## Job
Scan the following material for the string "Edit" and copy each line in which it appears.
— start Input data —
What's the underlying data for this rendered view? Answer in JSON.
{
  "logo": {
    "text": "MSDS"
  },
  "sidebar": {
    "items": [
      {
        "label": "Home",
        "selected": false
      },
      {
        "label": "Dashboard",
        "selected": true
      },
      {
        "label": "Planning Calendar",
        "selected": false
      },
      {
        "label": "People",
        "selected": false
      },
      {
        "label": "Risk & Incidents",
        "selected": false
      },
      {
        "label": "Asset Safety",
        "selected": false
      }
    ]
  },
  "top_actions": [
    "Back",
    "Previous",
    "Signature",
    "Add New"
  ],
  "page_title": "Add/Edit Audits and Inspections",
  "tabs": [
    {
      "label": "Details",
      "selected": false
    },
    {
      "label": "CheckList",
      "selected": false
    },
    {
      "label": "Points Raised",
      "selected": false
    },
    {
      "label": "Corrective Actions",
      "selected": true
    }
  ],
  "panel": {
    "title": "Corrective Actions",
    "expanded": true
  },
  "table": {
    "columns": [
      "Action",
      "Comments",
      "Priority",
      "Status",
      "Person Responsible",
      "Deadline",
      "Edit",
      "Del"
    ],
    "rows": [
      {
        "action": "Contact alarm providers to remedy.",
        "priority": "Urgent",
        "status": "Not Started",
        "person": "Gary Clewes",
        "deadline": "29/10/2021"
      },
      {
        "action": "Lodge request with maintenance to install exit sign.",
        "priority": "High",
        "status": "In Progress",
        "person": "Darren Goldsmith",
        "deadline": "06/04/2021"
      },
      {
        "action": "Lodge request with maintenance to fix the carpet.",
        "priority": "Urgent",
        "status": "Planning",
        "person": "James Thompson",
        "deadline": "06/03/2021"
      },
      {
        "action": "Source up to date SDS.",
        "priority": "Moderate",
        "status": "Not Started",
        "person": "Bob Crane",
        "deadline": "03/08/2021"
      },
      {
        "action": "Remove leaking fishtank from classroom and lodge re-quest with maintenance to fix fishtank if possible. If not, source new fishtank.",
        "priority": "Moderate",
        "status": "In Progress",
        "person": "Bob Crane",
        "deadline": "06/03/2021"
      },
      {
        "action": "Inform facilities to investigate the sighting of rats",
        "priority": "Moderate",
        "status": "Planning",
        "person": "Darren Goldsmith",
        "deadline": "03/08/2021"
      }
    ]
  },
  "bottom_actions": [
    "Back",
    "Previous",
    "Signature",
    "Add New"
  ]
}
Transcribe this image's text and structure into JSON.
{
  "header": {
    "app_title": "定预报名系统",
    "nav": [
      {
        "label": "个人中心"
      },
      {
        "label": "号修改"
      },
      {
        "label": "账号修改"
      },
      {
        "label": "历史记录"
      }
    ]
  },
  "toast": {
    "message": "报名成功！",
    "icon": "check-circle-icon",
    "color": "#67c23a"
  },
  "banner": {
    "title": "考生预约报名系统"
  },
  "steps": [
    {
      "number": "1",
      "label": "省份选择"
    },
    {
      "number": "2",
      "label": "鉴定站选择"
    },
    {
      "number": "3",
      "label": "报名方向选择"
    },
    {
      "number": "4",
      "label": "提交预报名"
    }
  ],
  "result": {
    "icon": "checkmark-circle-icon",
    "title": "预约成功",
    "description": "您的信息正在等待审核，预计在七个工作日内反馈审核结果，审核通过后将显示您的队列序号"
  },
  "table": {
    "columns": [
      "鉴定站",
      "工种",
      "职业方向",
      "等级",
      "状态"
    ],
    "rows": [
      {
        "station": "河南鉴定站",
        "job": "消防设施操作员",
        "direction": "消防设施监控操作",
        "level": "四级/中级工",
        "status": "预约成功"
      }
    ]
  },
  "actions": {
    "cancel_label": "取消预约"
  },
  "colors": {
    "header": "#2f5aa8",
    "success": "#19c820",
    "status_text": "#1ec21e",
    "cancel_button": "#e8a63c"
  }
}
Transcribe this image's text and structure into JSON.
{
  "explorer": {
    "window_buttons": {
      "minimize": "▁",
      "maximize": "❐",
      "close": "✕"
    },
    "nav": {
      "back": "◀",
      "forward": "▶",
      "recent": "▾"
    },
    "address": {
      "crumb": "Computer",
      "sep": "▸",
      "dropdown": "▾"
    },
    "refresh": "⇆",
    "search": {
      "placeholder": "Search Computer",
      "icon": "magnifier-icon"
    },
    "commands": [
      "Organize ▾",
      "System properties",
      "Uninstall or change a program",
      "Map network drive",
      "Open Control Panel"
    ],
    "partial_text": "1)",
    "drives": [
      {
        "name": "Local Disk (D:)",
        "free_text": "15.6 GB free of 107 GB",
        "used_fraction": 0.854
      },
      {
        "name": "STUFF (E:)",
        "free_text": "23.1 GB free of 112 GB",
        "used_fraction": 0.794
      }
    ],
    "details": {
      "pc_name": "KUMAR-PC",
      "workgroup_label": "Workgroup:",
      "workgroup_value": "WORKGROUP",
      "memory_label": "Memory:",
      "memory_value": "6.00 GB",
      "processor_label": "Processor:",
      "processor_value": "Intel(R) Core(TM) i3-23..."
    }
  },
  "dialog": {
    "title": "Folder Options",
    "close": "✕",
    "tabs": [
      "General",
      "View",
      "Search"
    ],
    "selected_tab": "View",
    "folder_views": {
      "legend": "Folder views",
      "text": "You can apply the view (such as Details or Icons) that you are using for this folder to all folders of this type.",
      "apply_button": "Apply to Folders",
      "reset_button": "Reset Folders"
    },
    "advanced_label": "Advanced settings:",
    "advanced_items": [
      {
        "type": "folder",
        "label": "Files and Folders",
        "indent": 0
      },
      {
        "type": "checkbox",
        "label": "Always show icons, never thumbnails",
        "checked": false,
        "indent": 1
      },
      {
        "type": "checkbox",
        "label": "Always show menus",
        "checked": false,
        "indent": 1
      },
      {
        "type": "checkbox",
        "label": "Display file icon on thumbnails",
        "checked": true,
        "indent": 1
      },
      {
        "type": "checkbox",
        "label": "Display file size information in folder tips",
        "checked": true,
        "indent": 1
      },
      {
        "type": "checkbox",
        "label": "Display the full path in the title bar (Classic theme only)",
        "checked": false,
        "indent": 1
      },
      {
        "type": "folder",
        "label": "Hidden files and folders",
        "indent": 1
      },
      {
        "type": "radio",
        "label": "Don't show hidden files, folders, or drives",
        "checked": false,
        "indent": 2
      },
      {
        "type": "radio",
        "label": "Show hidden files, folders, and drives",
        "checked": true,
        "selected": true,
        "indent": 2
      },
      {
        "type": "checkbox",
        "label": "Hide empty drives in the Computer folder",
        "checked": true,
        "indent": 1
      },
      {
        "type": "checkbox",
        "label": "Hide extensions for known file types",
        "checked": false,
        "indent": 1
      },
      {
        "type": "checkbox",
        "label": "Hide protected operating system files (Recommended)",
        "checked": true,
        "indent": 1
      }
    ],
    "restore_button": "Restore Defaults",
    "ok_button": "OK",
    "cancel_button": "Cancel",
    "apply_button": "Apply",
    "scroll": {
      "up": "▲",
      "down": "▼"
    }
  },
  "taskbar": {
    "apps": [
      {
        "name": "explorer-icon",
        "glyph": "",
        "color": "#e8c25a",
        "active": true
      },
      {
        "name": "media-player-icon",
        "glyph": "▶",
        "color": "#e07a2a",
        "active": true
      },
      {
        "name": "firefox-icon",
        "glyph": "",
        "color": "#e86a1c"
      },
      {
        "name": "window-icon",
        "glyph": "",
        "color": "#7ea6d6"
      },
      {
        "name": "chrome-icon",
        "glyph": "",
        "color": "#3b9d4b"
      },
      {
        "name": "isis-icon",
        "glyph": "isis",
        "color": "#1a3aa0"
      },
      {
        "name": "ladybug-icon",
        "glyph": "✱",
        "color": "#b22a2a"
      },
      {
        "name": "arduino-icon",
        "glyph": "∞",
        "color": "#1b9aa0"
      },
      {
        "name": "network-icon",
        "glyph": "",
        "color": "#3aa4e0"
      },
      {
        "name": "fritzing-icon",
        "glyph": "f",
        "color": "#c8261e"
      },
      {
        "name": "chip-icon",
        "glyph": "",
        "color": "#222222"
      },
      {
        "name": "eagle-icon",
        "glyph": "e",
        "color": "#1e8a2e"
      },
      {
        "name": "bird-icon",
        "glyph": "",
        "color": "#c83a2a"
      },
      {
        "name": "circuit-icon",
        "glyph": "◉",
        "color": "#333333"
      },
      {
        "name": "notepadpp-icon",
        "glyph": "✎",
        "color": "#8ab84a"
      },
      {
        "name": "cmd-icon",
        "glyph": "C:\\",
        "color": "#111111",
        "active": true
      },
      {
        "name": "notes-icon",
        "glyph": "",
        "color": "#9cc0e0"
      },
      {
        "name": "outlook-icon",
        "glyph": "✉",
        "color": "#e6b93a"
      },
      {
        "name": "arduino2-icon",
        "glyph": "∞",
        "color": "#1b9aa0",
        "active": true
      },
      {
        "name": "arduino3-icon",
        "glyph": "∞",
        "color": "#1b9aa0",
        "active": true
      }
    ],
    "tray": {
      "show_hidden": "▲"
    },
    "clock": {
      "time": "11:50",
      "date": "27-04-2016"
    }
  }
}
— end Input data —
## Written reply
  "page_title": "Add/Edit Audits and Inspections",
      "Edit",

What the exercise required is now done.